Output every entry exactly as written, but omit the pictures.
--- BEGIN Supplied records ---
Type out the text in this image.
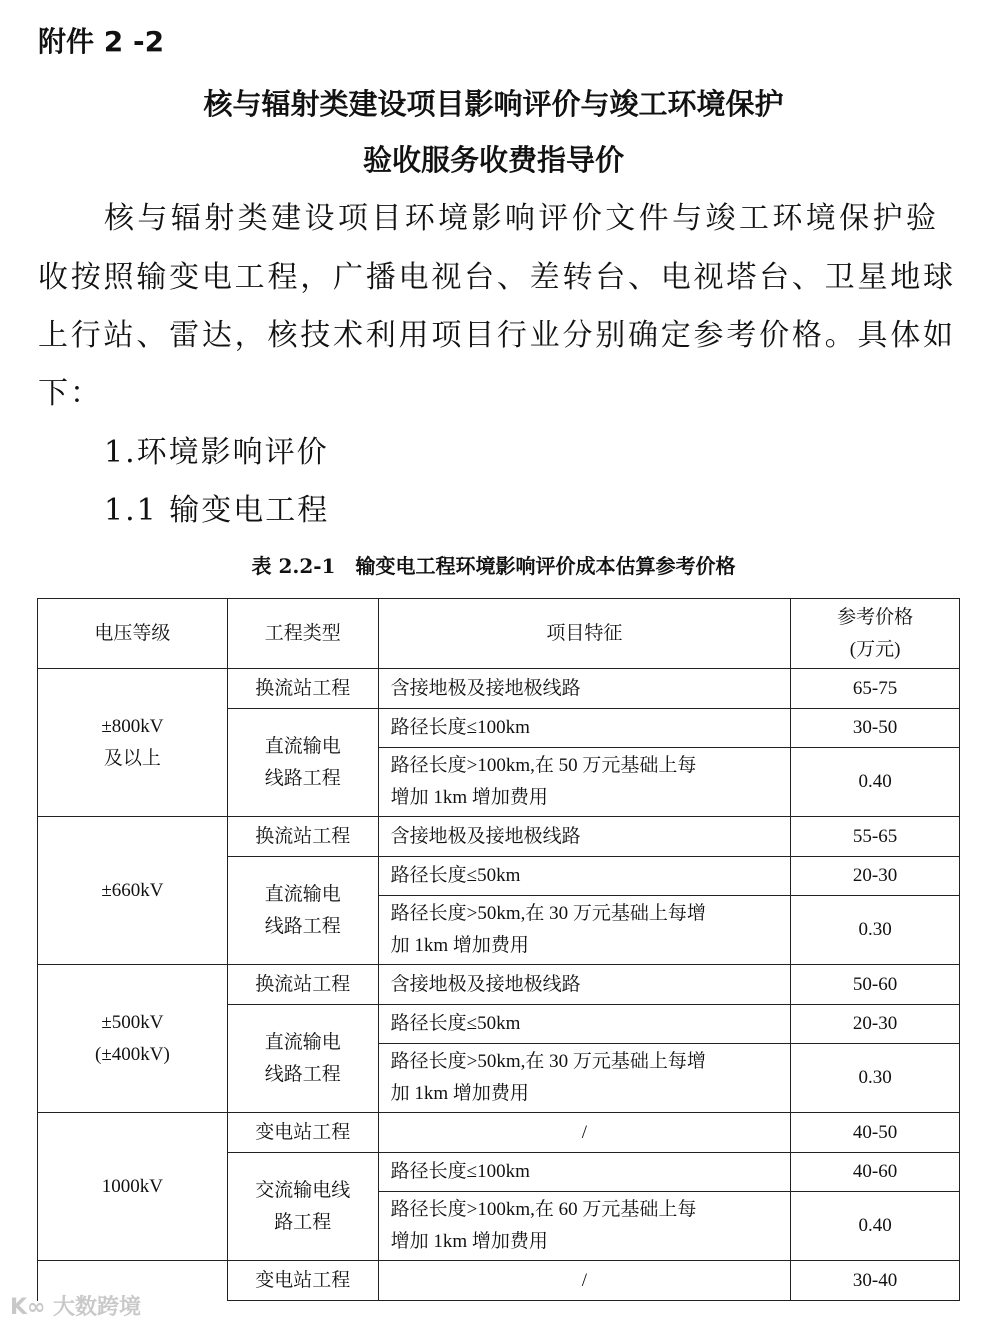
附件 2 -2
核与辐射类建设项目影响评价与竣工环境保护
验收服务收费指导价
核与辐射类建设项目环境影响评价文件与竣工环境保护验
收按照输变电工程，广播电视台、差转台、电视塔台、卫星地球
上行站、雷达，核技术利用项目行业分别确定参考价格。具体如
下：
1.环境影响评价
1.1 输变电工程
表 2.2-1　输变电工程环境影响评价成本估算参考价格
电压等级	工程类型	项目特征	参考价格
(万元)

±800kV
及以上	换流站工程	含接地极及接地极线路	65-75

	直流输电
线路工程	路径长度≤100km	30-50

		路径长度>100km,在 50 万元基础上每
增加 1km 增加费用	0.40

±660kV	换流站工程	含接地极及接地极线路	55-65

	直流输电
线路工程	路径长度≤50km	20-30

		路径长度>50km,在 30 万元基础上每增
加 1km 增加费用	0.30

±500kV
(±400kV)	换流站工程	含接地极及接地极线路	50-60

	直流输电
线路工程	路径长度≤50km	20-30

		路径长度>50km,在 30 万元基础上每增
加 1km 增加费用	0.30

1000kV	变电站工程	/	40-50

	交流输电线
路工程	路径长度≤100km	40-60

		路径长度>100km,在 60 万元基础上每
增加 1km 增加费用	0.40
	变电站工程	/	30-40
K∞ 大数跨境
--- END Supplied records ---
- Worked answer:
Type out the text in this image.
附件 2 -2
核与辐射类建设项目影响评价与竣工环境保护
验收服务收费指导价
核与辐射类建设项目环境影响评价文件与竣工环境保护验
收按照输变电工程，广播电视台、差转台、电视塔台、卫星地球
上行站、雷达，核技术利用项目行业分别确定参考价格。具体如
下：
1.环境影响评价
1.1 输变电工程
表 2.2-1　输变电工程环境影响评价成本估算参考价格
电压等级	工程类型	项目特征	参考价格
(万元)

±800kV
及以上	换流站工程	含接地极及接地极线路	65-75

	直流输电
线路工程	路径长度≤100km	30-50

		路径长度>100km,在 50 万元基础上每
增加 1km 增加费用	0.40

±660kV	换流站工程	含接地极及接地极线路	55-65

	直流输电
线路工程	路径长度≤50km	20-30

		路径长度>50km,在 30 万元基础上每增
加 1km 增加费用	0.30

±500kV
(±400kV)	换流站工程	含接地极及接地极线路	50-60

	直流输电
线路工程	路径长度≤50km	20-30

		路径长度>50km,在 30 万元基础上每增
加 1km 增加费用	0.30

1000kV	变电站工程	/	40-50

	交流输电线
路工程	路径长度≤100km	40-60

		路径长度>100km,在 60 万元基础上每
增加 1km 增加费用	0.40
	变电站工程	/	30-40
K∞ 大数跨境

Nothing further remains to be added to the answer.